Directions for this task:
Set down the full listing exactly, character for character.

# # #

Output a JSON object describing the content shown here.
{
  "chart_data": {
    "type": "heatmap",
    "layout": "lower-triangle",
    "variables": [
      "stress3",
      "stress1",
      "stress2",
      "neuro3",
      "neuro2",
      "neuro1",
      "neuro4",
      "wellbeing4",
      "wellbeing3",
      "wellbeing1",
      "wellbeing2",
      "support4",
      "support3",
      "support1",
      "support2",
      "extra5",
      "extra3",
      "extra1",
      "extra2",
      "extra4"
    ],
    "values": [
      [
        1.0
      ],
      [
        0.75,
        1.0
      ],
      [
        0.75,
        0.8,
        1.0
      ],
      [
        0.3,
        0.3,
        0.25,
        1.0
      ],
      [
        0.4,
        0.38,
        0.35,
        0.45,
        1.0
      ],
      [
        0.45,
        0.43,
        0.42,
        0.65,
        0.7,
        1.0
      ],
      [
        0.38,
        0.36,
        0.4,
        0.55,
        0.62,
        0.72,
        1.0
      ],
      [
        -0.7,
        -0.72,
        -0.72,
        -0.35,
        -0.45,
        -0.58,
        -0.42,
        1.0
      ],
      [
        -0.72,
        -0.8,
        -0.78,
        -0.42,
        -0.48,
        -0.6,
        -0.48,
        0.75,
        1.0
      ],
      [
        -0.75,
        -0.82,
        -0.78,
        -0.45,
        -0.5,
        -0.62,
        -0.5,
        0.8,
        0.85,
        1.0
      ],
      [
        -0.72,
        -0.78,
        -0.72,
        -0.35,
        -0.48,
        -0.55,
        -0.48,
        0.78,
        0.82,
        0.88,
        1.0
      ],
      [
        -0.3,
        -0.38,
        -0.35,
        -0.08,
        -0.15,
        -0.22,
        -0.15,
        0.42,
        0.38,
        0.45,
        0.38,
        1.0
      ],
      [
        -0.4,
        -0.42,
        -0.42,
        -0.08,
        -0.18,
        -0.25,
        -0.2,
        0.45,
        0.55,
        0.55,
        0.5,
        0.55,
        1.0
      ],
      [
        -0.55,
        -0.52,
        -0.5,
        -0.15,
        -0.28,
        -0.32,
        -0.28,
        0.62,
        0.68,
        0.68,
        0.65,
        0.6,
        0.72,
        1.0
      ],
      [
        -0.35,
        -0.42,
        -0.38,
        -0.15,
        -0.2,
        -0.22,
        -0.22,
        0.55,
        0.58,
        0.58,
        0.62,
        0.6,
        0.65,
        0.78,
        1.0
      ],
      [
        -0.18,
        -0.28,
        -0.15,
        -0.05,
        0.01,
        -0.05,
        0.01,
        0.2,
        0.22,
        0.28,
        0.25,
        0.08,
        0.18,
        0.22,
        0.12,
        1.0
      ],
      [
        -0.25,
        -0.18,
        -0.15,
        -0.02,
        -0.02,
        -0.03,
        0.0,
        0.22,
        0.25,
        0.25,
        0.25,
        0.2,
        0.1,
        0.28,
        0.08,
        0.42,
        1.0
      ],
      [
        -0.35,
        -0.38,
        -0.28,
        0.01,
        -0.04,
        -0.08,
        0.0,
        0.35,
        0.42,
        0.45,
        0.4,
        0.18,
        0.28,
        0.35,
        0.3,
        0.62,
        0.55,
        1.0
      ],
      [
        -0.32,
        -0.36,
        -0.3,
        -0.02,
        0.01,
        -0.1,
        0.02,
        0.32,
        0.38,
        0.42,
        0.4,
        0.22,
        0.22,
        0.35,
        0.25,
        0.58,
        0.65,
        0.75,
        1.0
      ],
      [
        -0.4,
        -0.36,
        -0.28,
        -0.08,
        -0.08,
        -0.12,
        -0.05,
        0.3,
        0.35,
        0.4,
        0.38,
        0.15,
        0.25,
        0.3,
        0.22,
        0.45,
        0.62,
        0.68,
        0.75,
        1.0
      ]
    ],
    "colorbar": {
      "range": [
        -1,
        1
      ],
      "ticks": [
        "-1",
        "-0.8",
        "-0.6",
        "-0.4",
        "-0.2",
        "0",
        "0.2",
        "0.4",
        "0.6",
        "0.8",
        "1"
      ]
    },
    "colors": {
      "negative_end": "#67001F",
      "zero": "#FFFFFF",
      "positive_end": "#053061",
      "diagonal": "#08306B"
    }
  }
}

# # #

Exercise result:
Output a JSON object describing the content shown here.
{
  "chart_data": {
    "type": "heatmap",
    "layout": "lower-triangle",
    "variables": [
      "stress3",
      "stress1",
      "stress2",
      "neuro3",
      "neuro2",
      "neuro1",
      "neuro4",
      "wellbeing4",
      "wellbeing3",
      "wellbeing1",
      "wellbeing2",
      "support4",
      "support3",
      "support1",
      "support2",
      "extra5",
      "extra3",
      "extra1",
      "extra2",
      "extra4"
    ],
    "values": [
      [
        1.0
      ],
      [
        0.75,
        1.0
      ],
      [
        0.75,
        0.8,
        1.0
      ],
      [
        0.3,
        0.3,
        0.25,
        1.0
      ],
      [
        0.4,
        0.38,
        0.35,
        0.45,
        1.0
      ],
      [
        0.45,
        0.43,
        0.42,
        0.65,
        0.7,
        1.0
      ],
      [
        0.38,
        0.36,
        0.4,
        0.55,
        0.62,
        0.72,
        1.0
      ],
      [
        -0.7,
        -0.72,
        -0.72,
        -0.35,
        -0.45,
        -0.58,
        -0.42,
        1.0
      ],
      [
        -0.72,
        -0.8,
        -0.78,
        -0.42,
        -0.48,
        -0.6,
        -0.48,
        0.75,
        1.0
      ],
      [
        -0.75,
        -0.82,
        -0.78,
        -0.45,
        -0.5,
        -0.62,
        -0.5,
        0.8,
        0.85,
        1.0
      ],
      [
        -0.72,
        -0.78,
        -0.72,
        -0.35,
        -0.48,
        -0.55,
        -0.48,
        0.78,
        0.82,
        0.88,
        1.0
      ],
      [
        -0.3,
        -0.38,
        -0.35,
        -0.08,
        -0.15,
        -0.22,
        -0.15,
        0.42,
        0.38,
        0.45,
        0.38,
        1.0
      ],
      [
        -0.4,
        -0.42,
        -0.42,
        -0.08,
        -0.18,
        -0.25,
        -0.2,
        0.45,
        0.55,
        0.55,
        0.5,
        0.55,
        1.0
      ],
      [
        -0.55,
        -0.52,
        -0.5,
        -0.15,
        -0.28,
        -0.32,
        -0.28,
        0.62,
        0.68,
        0.68,
        0.65,
        0.6,
        0.72,
        1.0
      ],
      [
        -0.35,
        -0.42,
        -0.38,
        -0.15,
        -0.2,
        -0.22,
        -0.22,
        0.55,
        0.58,
        0.58,
        0.62,
        0.6,
        0.65,
        0.78,
        1.0
      ],
      [
        -0.18,
        -0.28,
        -0.15,
        -0.05,
        0.01,
        -0.05,
        0.01,
        0.2,
        0.22,
        0.28,
        0.25,
        0.08,
        0.18,
        0.22,
        0.12,
        1.0
      ],
      [
        -0.25,
        -0.18,
        -0.15,
        -0.02,
        -0.02,
        -0.03,
        0.0,
        0.22,
        0.25,
        0.25,
        0.25,
        0.2,
        0.1,
        0.28,
        0.08,
        0.42,
        1.0
      ],
      [
        -0.35,
        -0.38,
        -0.28,
        0.01,
        -0.04,
        -0.08,
        0.0,
        0.35,
        0.42,
        0.45,
        0.4,
        0.18,
        0.28,
        0.35,
        0.3,
        0.62,
        0.55,
        1.0
      ],
      [
        -0.32,
        -0.36,
        -0.3,
        -0.02,
        0.01,
        -0.1,
        0.02,
        0.32,
        0.38,
        0.42,
        0.4,
        0.22,
        0.22,
        0.35,
        0.25,
        0.58,
        0.65,
        0.75,
        1.0
      ],
      [
        -0.4,
        -0.36,
        -0.28,
        -0.08,
        -0.08,
        -0.12,
        -0.05,
        0.3,
        0.35,
        0.4,
        0.38,
        0.15,
        0.25,
        0.3,
        0.22,
        0.45,
        0.62,
        0.68,
        0.75,
        1.0
      ]
    ],
    "colorbar": {
      "range": [
        -1,
        1
      ],
      "ticks": [
        "-1",
        "-0.8",
        "-0.6",
        "-0.4",
        "-0.2",
        "0",
        "0.2",
        "0.4",
        "0.6",
        "0.8",
        "1"
      ]
    },
    "colors": {
      "negative_end": "#67001F",
      "zero": "#FFFFFF",
      "positive_end": "#053061",
      "diagonal": "#08306B"
    }
  }
}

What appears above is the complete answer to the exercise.